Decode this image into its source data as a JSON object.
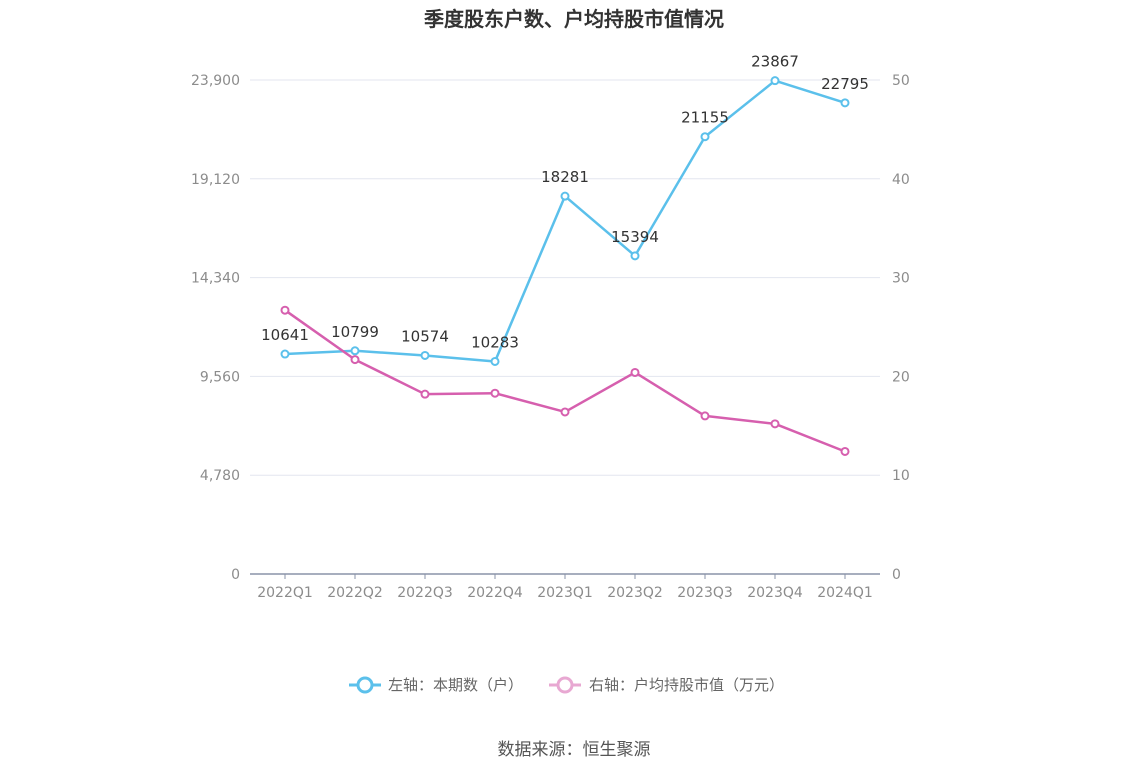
{
  "chart_data": {
    "type": "line",
    "title": "季度股东户数、户均持股市值情况",
    "categories": [
      "2022Q1",
      "2022Q2",
      "2022Q3",
      "2022Q4",
      "2023Q1",
      "2023Q2",
      "2023Q3",
      "2023Q4",
      "2024Q1"
    ],
    "left_axis": {
      "ticks": [
        "0",
        "4,780",
        "9,560",
        "14,340",
        "19,120",
        "23,900"
      ],
      "ylim": [
        0,
        23900
      ]
    },
    "right_axis": {
      "ticks": [
        "0",
        "10",
        "20",
        "30",
        "40",
        "50"
      ],
      "ylim": [
        0,
        50
      ]
    },
    "series": [
      {
        "name": "左轴：本期数（户）",
        "axis": "left",
        "color": "#5bc0eb",
        "values": [
          10641,
          10799,
          10574,
          10283,
          18281,
          15394,
          21155,
          23867,
          22795
        ],
        "labels": [
          "10641",
          "10799",
          "10574",
          "10283",
          "18281",
          "15394",
          "21155",
          "23867",
          "22795"
        ]
      },
      {
        "name": "右轴：户均持股市值（万元）",
        "axis": "right",
        "color": "#d65fae",
        "values": [
          26.7,
          21.7,
          18.2,
          18.3,
          16.4,
          20.4,
          16.0,
          15.2,
          12.4
        ]
      }
    ],
    "grid": true,
    "legend_position": "bottom"
  },
  "source": "数据来源：恒生聚源"
}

______________________________

Task to complete: Find the lines with the string "source" and reproduce them.

Reply to the task:
Decode this image into its source data as a JSON object.
  "source": "数据来源：恒生聚源"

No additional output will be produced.